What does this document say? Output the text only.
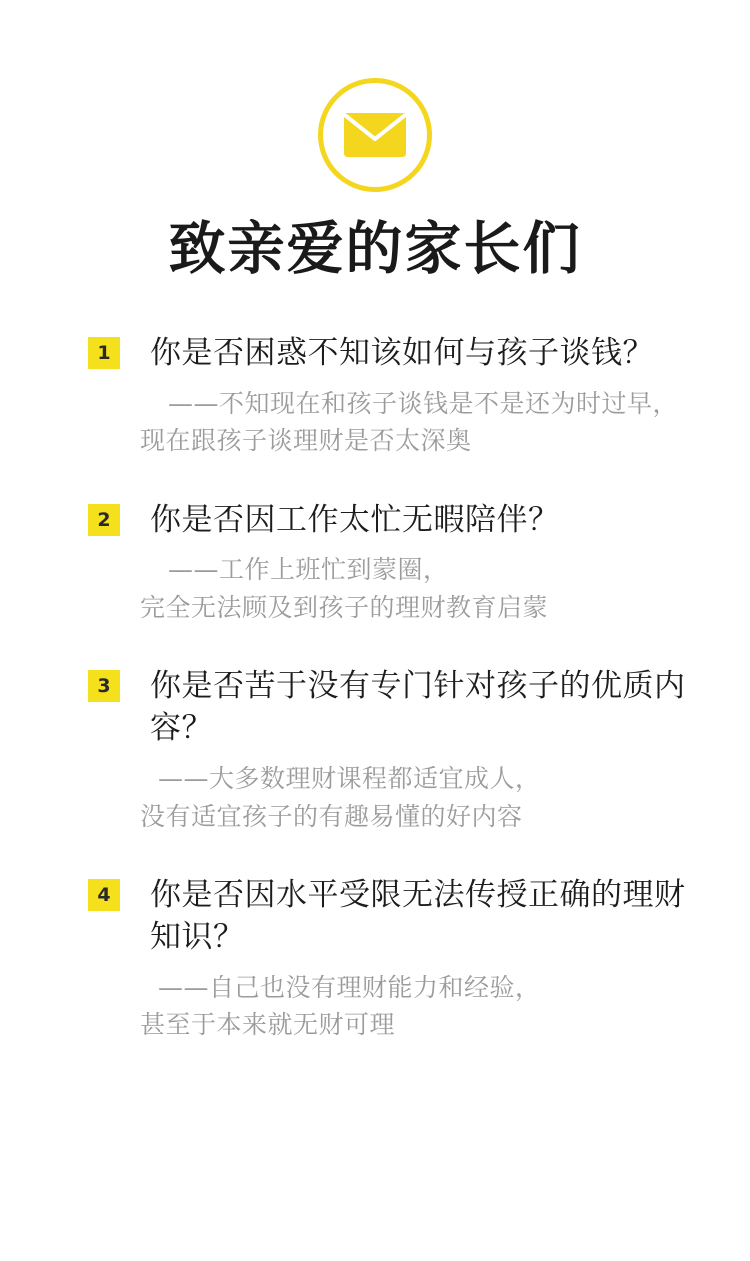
致亲爱的家长们
1	你是否困惑不知该如何与孩子谈钱？
——不知现在和孩子谈钱是不是还为时过早，
现在跟孩子谈理财是否太深奥
2	你是否因工作太忙无暇陪伴？
——工作上班忙到蒙圈，
完全无法顾及到孩子的理财教育启蒙
3	你是否苦于没有专门针对孩子的优质内容？
——大多数理财课程都适宜成人，
没有适宜孩子的有趣易懂的好内容
4	你是否因水平受限无法传授正确的理财知识？
——自己也没有理财能力和经验，
甚至于本来就无财可理
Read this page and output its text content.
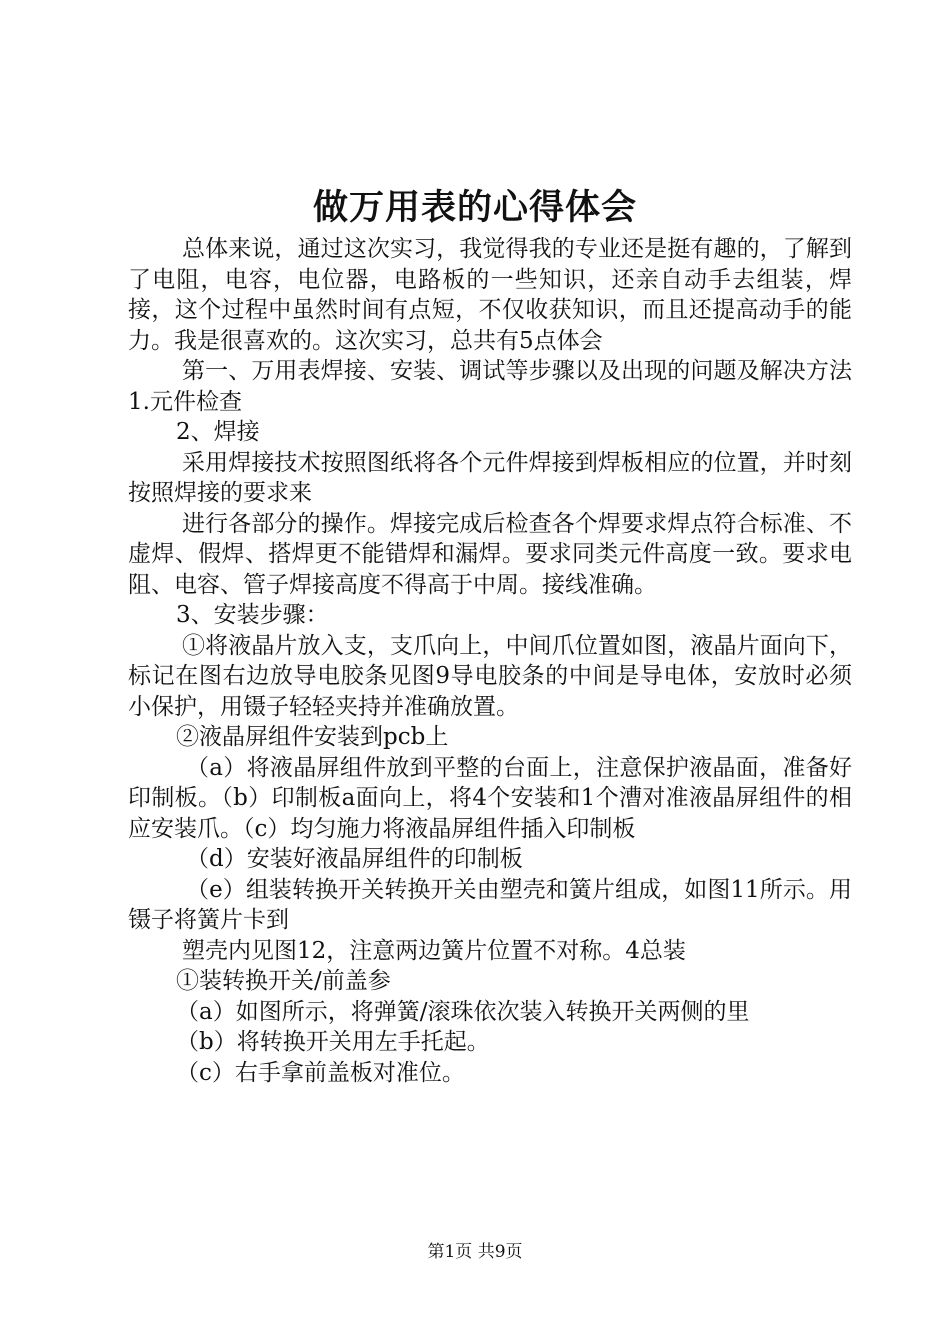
做万用表的心得体会

总体来说，通过这次实习，我觉得我的专业还是挺有趣的，了解到了电阻，电容，电位器，电路板的一些知识，还亲自动手去组装，焊接，这个过程中虽然时间有点短，不仅收获知识，而且还提高动手的能力。我是很喜欢的。这次实习，总共有5点体会

第一、万用表焊接、安装、调试等步骤以及出现的问题及解决方法1.元件检查

2、焊接

采用焊接技术按照图纸将各个元件焊接到焊板相应的位置，并时刻按照焊接的要求来

进行各部分的操作。焊接完成后检查各个焊要求焊点符合标准、不虚焊、假焊、搭焊更不能错焊和漏焊。要求同类元件高度一致。要求电阻、电容、管子焊接高度不得高于中周。接线准确。

3、安装步骤：

①将液晶片放入支，支爪向上，中间爪位置如图，液晶片面向下，标记在图右边放导电胶条见图9导电胶条的中间是导电体，安放时必须小保护，用镊子轻轻夹持并准确放置。

②液晶屏组件安装到pcb上

（a）将液晶屏组件放到平整的台面上，注意保护液晶面，准备好印制板。（b）印制板a面向上，将4个安装和1个漕对准液晶屏组件的相应安装爪。（c）均匀施力将液晶屏组件插入印制板

（d）安装好液晶屏组件的印制板

（e）组装转换开关转换开关由塑壳和簧片组成，如图11所示。用镊子将簧片卡到

塑壳内见图12，注意两边簧片位置不对称。4总装

①装转换开关/前盖参

（a）如图所示，将弹簧/滚珠依次装入转换开关两侧的里

（b）将转换开关用左手托起。

（c）右手拿前盖板对准位。

第1页 共9页
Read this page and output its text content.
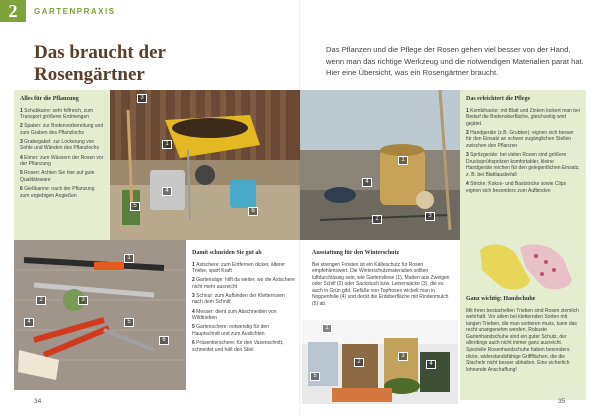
2	GARTENPRAXIS
Das braucht der Rosengärtner
Das Pflanzen und die Pflege der Rosen gehen viel besser von der Hand, wenn man das richtige Werkzeug und die notwendigen Materialien parat hat. Hier eine Übersicht, was ein Rosengärtner braucht.
Alles für die Pflanzung
1 Schubkarre: sehr hilfreich, zum Transport größerer Erdmengen
2 Spaten: zur Bodenvorbereitung und zum Graben des Pflanzlochs
3 Grabegabel: zur Lockerung von Sohle und Wänden des Pflanzlochs
4 Eimer: zum Wässern der Rosen vor der Pflanzung
5 Rosen: Achten Sie hier auf gute Qualitätsware
6 Gießkanne: nach der Pflanzung zum ergiebigen Angießen
3
1
4
5
6
1
4
2	3
Das erleichtert die Pflege
1 Kombihacke: mit Blatt und Zinken lockert man bei Bedarf die Bodenoberfläche, gleichzeitig wird gejätet.
2 Handgeräte (z.B. Grubber): eignen sich besser für den Einsatz an schwer zugänglichen Stellen zwischen den Pflanzen
3 Spritzgeräte: bei vielen Rosen sind größere Drucksprühspritzen komfortabler, kleine Handgeräte reichen für den gelegentlichen Einsatz, z. B. bei Blattlausbefall
4 Stricke: Kokos- und Baststricke sowie Clips eignen sich besonders zum Aufbinden
1
2	3
4	5
6
Damit schneiden Sie gut ab
1 Astschere: zum Entfernen dicker, älterer Triebe, spart Kraft
2 Gartensäge: hilft da weiter, wo die Astschere nicht mehr ausreicht
3 Schnur: zum Aufbinden der Kletterrosen nach dem Schnitt
4 Messer: dient zum Abschneiden von Wildtrieben
5 Gartenschere: notwendig für den Hauptschnitt und zum Auslichten
6 Präsentierschere: für den Vasenschnitt, schneidet und hält den Stiel
Ausstattung für den Winterschutz

Bei strengen Frösten ist ein Kälteschutz für Rosen empfehlenswert. Die Winterschutzmaterialien sollten luftdurchlässig sein, wie Gartenvliese (1), Matten aus Zweigen oder Schilf (2) oder Sackstuch bzw. Leinensäcke (3), die es auch in Grün gibt. Gefäße von Topfrosen wickelt man in Noppenfolie (4) und deckt die Erdoberfläche mit Rindenmulch (5) ab.

1
2
3
4
5
Ganz wichtig: Handschuhe

Mit ihren bestachelten Trieben sind Rosen ziemlich wehrhaft. Vor allem bei kletternden Sorten mit langen Trieben, die man sortieren muss, kann das recht unangenehm werden. Robuste Gartenhandschuhe sind ein guter Schutz, der allerdings auch nicht immer ganz ausreicht. Spezielle Rosenhandschuhe haben besonders dicke, widerstandsfähige Griffflächen, die die Stacheln nicht besser abhalten. Eine sicherlich lohnende Anschaffung!

34	35
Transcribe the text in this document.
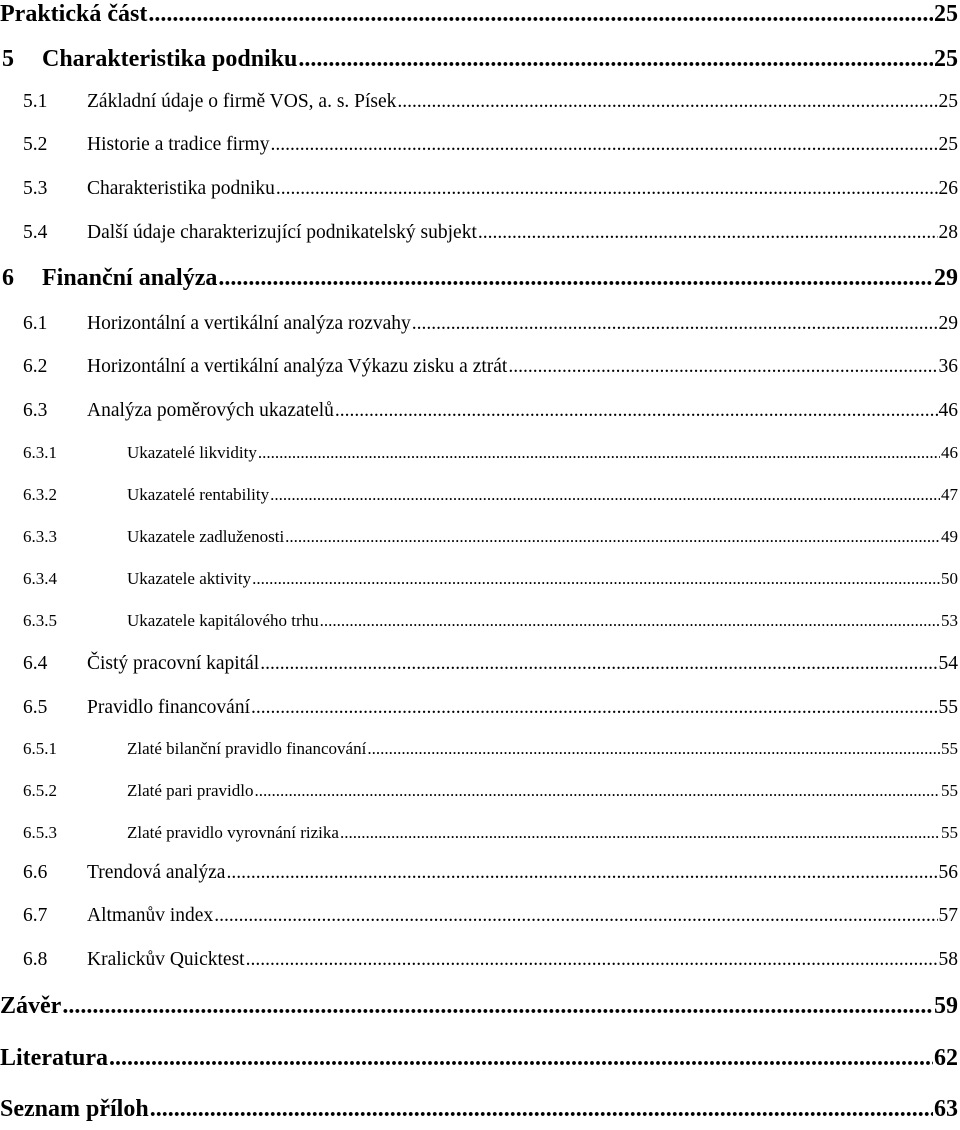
Praktická část .....	25
5	Charakteristika podniku .....	25
5.1	Základní údaje o firmě VOS, a. s. Písek .....	25
5.2	Historie a tradice firmy .....	25
5.3	Charakteristika podniku .....	26
5.4	Další údaje charakterizující podnikatelský subjekt .....	28
6	Finanční analýza .....	29
6.1	Horizontální a vertikální analýza rozvahy .....	29
6.2	Horizontální a vertikální analýza Výkazu zisku a ztrát .....	36
6.3	Analýza poměrových ukazatelů .....	46
6.3.1	Ukazatelé likvidity .....	46
6.3.2	Ukazatelé rentability .....	47
6.3.3	Ukazatele zadluženosti .....	49
6.3.4	Ukazatele aktivity .....	50
6.3.5	Ukazatele kapitálového trhu .....	53
6.4	Čistý pracovní kapitál .....	54
6.5	Pravidlo financování .....	55
6.5.1	Zlaté bilanční pravidlo financování .....	55
6.5.2	Zlaté pari pravidlo .....	55
6.5.3	Zlaté pravidlo vyrovnání rizika .....	55
6.6	Trendová analýza .....	56
6.7	Altmanův index .....	57
6.8	Kralickův Quicktest .....	58
Závěr .....	59
Literatura .....	62
Seznam příloh .....	63
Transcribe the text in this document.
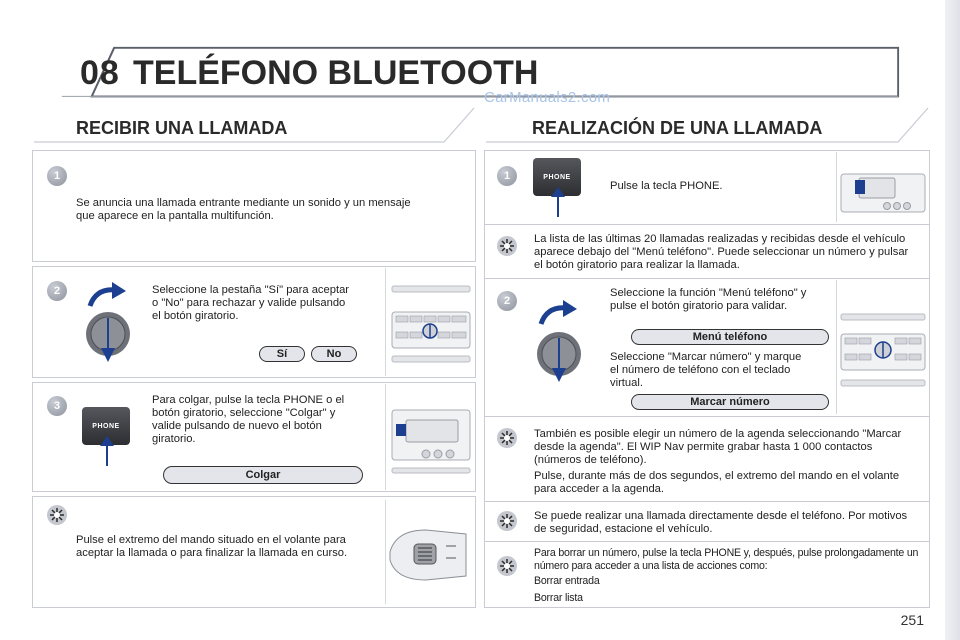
08 TELÉFONO BLUETOOTH
CarManuals2.com
RECIBIR UNA LLAMADA
1
Se anuncia una llamada entrante mediante un sonido y un mensaje que aparece en la pantalla multifunción.
2	Seleccione la pestaña "Sí" para aceptar o "No" para rechazar y valide pulsando el botón giratorio.
Sí	No
3
PHONE
Para colgar, pulse la tecla PHONE o el botón giratorio, seleccione "Colgar" y valide pulsando de nuevo el botón giratorio.
Colgar
Pulse el extremo del mando situado en el volante para aceptar la llamada o para finalizar la llamada en curso.
REALIZACIÓN DE UNA LLAMADA
1	PHONE
Pulse la tecla PHONE.
La lista de las últimas 20 llamadas realizadas y recibidas desde el vehículo aparece debajo del "Menú teléfono". Puede seleccionar un número y pulsar el botón giratorio para realizar la llamada.
2
Seleccione la función "Menú teléfono" y pulse el botón giratorio para validar.
Menú teléfono
Seleccione "Marcar número" y marque el número de teléfono con el teclado virtual.
Marcar número

También es posible elegir un número de la agenda seleccionando "Marcar desde la agenda". El WIP Nav permite grabar hasta 1 000 contactos (números de teléfono).

Pulse, durante más de dos segundos, el extremo del mando en el volante para acceder a la agenda.

Se puede realizar una llamada directamente desde el teléfono. Por motivos de seguridad, estacione el vehículo.

Para borrar un número, pulse la tecla PHONE y, después, pulse prolongadamente un número para acceder a una lista de acciones como:

Borrar entrada

Borrar lista

251
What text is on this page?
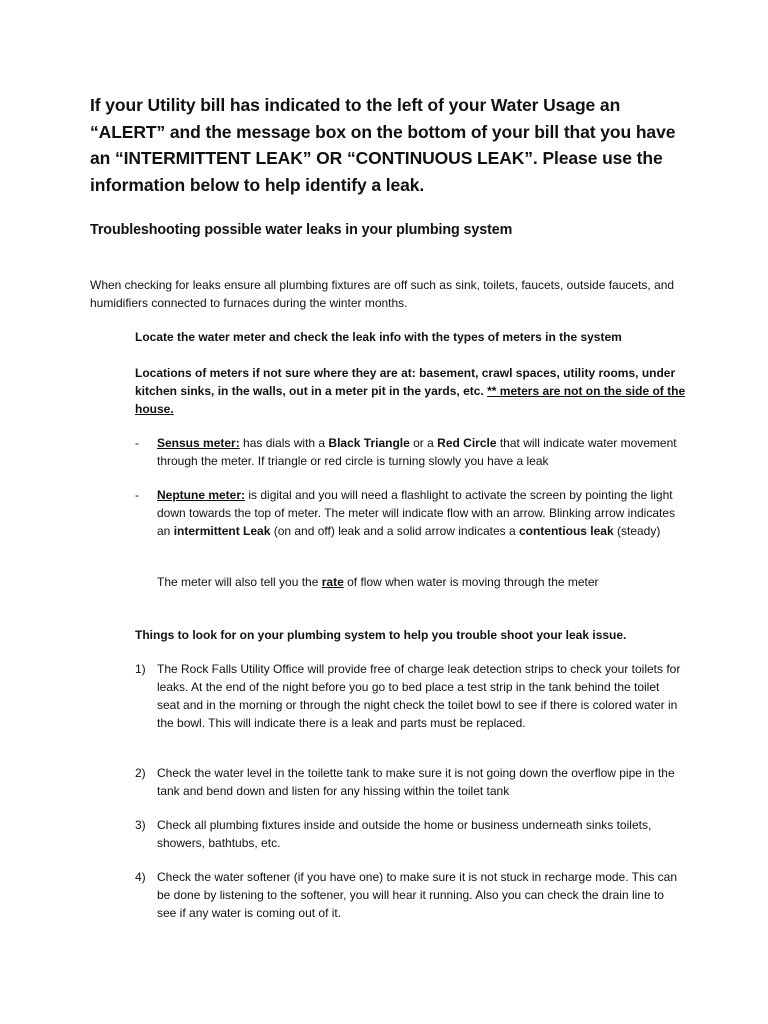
If your Utility bill has indicated to the left of your Water Usage an “ALERT” and the message box on the bottom of your bill that you have an “INTERMITTENT LEAK” OR “CONTINUOUS LEAK”. Please use the information below to help identify a leak.
Troubleshooting possible water leaks in your plumbing system
When checking for leaks ensure all plumbing fixtures are off such as sink, toilets, faucets, outside faucets, and humidifiers connected to furnaces during the winter months.
Locate the water meter and check the leak info with the types of meters in the system
Locations of meters if not sure where they are at: basement, crawl spaces, utility rooms, under kitchen sinks, in the walls, out in a meter pit in the yards, etc. ** meters are not on the side of the house.
-	Sensus meter: has dials with a Black Triangle or a Red Circle that will indicate water movement through the meter. If triangle or red circle is turning slowly you have a leak
-	Neptune meter: is digital and you will need a flashlight to activate the screen by pointing the light down towards the top of meter. The meter will indicate flow with an arrow. Blinking arrow indicates an intermittent Leak (on and off) leak and a solid arrow indicates a contentious leak (steady)
The meter will also tell you the rate of flow when water is moving through the meter
Things to look for on your plumbing system to help you trouble shoot your leak issue.
1) The Rock Falls Utility Office will provide free of charge leak detection strips to check your toilets for leaks. At the end of the night before you go to bed place a test strip in the tank behind the toilet seat and in the morning or through the night check the toilet bowl to see if there is colored water in the bowl. This will indicate there is a leak and parts must be replaced.
2) Check the water level in the toilette tank to make sure it is not going down the overflow pipe in the tank and bend down and listen for any hissing within the toilet tank
3) Check all plumbing fixtures inside and outside the home or business underneath sinks toilets, showers, bathtubs, etc.
4) Check the water softener (if you have one) to make sure it is not stuck in recharge mode. This can be done by listening to the softener, you will hear it running. Also you can check the drain line to see if any water is coming out of it.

▸ Job:
Identify and copy all lines with the word "What".

▸ Response to this exercise:
What does this document say? Output the text only.
What text is on this page?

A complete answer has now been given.